EXERCISE BRIEF:
Can you find the lines of the listing that include "median" and copy every one?

>>>

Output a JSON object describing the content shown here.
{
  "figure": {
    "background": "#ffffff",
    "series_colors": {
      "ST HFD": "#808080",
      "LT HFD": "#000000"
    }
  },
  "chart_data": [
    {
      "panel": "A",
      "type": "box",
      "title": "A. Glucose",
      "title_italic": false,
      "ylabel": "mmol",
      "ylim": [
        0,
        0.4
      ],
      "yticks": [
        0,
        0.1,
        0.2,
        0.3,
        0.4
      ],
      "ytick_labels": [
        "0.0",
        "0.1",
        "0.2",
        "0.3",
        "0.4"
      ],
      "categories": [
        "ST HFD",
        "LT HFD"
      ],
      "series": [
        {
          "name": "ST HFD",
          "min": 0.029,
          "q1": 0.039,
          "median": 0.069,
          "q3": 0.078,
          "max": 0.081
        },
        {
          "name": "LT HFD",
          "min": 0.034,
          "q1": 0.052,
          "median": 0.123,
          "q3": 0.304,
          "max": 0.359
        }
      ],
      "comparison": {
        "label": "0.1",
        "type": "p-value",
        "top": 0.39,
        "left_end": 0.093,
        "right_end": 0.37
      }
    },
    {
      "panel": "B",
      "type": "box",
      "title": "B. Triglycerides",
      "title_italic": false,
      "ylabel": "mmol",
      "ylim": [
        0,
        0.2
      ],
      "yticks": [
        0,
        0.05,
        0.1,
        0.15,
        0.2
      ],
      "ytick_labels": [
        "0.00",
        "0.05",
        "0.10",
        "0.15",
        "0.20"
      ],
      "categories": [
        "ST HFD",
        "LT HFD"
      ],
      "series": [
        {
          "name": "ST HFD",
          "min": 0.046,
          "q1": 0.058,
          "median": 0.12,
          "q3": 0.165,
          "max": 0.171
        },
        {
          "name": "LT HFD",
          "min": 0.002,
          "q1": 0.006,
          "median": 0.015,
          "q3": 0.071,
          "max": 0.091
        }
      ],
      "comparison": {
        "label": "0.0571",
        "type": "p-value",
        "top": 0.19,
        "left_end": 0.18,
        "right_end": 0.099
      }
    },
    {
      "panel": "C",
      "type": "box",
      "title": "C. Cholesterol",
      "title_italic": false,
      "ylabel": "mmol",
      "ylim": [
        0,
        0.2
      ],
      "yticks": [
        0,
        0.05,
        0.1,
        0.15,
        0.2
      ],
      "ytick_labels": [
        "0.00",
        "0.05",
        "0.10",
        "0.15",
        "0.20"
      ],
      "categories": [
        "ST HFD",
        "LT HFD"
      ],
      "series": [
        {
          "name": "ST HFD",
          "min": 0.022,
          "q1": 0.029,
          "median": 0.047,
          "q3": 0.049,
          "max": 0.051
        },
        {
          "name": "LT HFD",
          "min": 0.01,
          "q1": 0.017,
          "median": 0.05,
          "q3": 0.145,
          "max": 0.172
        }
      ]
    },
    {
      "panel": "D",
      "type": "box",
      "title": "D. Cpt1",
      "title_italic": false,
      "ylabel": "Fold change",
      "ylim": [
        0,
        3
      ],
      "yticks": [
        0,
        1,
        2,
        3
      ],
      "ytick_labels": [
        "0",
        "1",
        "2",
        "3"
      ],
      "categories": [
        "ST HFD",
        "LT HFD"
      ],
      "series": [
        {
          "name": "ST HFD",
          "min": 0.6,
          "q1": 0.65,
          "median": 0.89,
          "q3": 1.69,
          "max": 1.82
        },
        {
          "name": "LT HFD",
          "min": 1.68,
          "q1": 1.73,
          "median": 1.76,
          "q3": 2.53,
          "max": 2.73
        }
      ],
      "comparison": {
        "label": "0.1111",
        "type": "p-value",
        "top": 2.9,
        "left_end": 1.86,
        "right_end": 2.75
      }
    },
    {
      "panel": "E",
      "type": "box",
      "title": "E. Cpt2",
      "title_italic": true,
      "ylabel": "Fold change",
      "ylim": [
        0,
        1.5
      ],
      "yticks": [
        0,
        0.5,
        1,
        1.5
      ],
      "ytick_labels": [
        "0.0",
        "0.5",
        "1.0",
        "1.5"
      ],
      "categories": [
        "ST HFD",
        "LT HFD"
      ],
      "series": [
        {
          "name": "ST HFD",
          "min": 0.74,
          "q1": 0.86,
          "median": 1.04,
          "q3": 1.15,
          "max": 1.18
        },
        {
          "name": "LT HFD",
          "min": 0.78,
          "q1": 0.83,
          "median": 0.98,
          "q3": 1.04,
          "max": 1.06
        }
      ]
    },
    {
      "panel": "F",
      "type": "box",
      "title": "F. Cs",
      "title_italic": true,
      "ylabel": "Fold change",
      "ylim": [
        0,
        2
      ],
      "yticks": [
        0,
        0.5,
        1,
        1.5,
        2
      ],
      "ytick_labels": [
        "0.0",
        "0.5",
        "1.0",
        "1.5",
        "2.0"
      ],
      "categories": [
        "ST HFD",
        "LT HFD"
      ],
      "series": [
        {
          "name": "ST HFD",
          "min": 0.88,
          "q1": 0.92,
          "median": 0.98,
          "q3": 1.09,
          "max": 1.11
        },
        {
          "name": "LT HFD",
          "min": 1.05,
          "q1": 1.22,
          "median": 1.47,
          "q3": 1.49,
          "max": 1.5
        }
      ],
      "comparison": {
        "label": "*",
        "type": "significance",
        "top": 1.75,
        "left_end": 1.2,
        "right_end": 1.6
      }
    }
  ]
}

<<<

FULL RESPONSE:
          "median": 0.069,
          "median": 0.123,
          "median": 0.12,
          "median": 0.015,
          "median": 0.047,
          "median": 0.05,
          "median": 0.89,
          "median": 1.76,
          "median": 1.04,
          "median": 0.98,
          "median": 0.98,
          "median": 1.47,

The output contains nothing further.